# WHAT IS ASKED:
Put every line of the records below into a Markdown table with two columns, "Row" for the row number and "Entry" for the line itself. Leave out any blank lines.

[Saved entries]
◆ ◆ ◆

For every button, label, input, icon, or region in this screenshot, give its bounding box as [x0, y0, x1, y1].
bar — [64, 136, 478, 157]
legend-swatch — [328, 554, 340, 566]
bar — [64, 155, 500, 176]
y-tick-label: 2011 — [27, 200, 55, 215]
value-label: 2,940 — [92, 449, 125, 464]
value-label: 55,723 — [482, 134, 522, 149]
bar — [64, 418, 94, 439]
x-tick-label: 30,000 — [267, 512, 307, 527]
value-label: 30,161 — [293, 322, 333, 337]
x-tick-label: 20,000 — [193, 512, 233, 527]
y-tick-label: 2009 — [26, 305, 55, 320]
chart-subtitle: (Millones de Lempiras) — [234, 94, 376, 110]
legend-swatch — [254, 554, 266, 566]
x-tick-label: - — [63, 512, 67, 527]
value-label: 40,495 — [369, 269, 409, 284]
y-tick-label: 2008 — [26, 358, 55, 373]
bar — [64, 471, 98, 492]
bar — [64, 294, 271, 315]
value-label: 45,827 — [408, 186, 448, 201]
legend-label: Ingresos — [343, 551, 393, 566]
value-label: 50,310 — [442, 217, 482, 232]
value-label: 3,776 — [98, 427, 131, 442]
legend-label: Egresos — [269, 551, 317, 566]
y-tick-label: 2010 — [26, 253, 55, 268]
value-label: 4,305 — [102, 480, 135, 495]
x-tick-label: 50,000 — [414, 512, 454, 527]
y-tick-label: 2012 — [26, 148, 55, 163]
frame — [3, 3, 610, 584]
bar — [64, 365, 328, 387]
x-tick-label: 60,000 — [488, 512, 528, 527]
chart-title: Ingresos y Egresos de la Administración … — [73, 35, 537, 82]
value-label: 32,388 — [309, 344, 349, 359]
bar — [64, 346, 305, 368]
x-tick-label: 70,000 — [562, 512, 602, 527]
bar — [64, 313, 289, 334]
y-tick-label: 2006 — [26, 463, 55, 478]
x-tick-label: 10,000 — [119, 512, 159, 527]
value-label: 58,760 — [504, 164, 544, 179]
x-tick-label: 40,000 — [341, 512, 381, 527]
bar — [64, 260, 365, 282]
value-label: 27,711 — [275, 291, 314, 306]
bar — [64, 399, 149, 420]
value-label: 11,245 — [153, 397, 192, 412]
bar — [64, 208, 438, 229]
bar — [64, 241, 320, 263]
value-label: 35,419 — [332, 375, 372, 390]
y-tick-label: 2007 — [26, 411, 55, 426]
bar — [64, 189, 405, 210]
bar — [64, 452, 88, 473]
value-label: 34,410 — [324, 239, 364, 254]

◆ ◆ ◆

# EXERCISE SOLUTION:
| Row | Entry |
|---|---|
| 1 | For every button, label, input, icon, or region in this screenshot, give its bounding box as [x0, y0, x1, y1]. |
| 2 | bar — [64, 136, 478, 157] |
| 3 | legend-swatch — [328, 554, 340, 566] |
| 4 | bar — [64, 155, 500, 176] |
| 5 | y-tick-label: 2011 — [27, 200, 55, 215] |
| 6 | value-label: 2,940 — [92, 449, 125, 464] |
| 7 | value-label: 55,723 — [482, 134, 522, 149] |
| 8 | bar — [64, 418, 94, 439] |
| 9 | x-tick-label: 30,000 — [267, 512, 307, 527] |
| 10 | value-label: 30,161 — [293, 322, 333, 337] |
| 11 | x-tick-label: 20,000 — [193, 512, 233, 527] |
| 12 | y-tick-label: 2009 — [26, 305, 55, 320] |
| 13 | chart-subtitle: (Millones de Lempiras) — [234, 94, 376, 110] |
| 14 | legend-swatch — [254, 554, 266, 566] |
| 15 | x-tick-label: - — [63, 512, 67, 527] |
| 16 | value-label: 40,495 — [369, 269, 409, 284] |
| 17 | y-tick-label: 2008 — [26, 358, 55, 373] |
| 18 | bar — [64, 471, 98, 492] |
| 19 | bar — [64, 294, 271, 315] |
| 20 | value-label: 45,827 — [408, 186, 448, 201] |
| 21 | legend-label: Ingresos — [343, 551, 393, 566] |
| 22 | value-label: 50,310 — [442, 217, 482, 232] |
| 23 | value-label: 3,776 — [98, 427, 131, 442] |
| 24 | legend-label: Egresos — [269, 551, 317, 566] |
| 25 | y-tick-label: 2010 — [26, 253, 55, 268] |
| 26 | value-label: 4,305 — [102, 480, 135, 495] |
| 27 | x-tick-label: 50,000 — [414, 512, 454, 527] |
| 28 | y-tick-label: 2012 — [26, 148, 55, 163] |
| 29 | frame — [3, 3, 610, 584] |
| 30 | bar — [64, 365, 328, 387] |
| 31 | x-tick-label: 60,000 — [488, 512, 528, 527] |
| 32 | chart-title: Ingresos y Egresos de la Administración … — [73, 35, 537, 82] |
| 33 | value-label: 32,388 — [309, 344, 349, 359] |
| 34 | bar — [64, 346, 305, 368] |
| 35 | x-tick-label: 70,000 — [562, 512, 602, 527] |
| 36 | bar — [64, 313, 289, 334] |
| 37 | y-tick-label: 2006 — [26, 463, 55, 478] |
| 38 | x-tick-label: 10,000 — [119, 512, 159, 527] |
| 39 | value-label: 58,760 — [504, 164, 544, 179] |
| 40 | x-tick-label: 40,000 — [341, 512, 381, 527] |
| 41 | bar — [64, 260, 365, 282] |
| 42 | value-label: 27,711 — [275, 291, 314, 306] |
| 43 | bar — [64, 399, 149, 420] |
| 44 | value-label: 11,245 — [153, 397, 192, 412] |
| 45 | bar — [64, 208, 438, 229] |
| 46 | bar — [64, 241, 320, 263] |
| 47 | value-label: 35,419 — [332, 375, 372, 390] |
| 48 | y-tick-label: 2007 — [26, 411, 55, 426] |
| 49 | bar — [64, 189, 405, 210] |
| 50 | bar — [64, 452, 88, 473] |
| 51 | value-label: 34,410 — [324, 239, 364, 254] |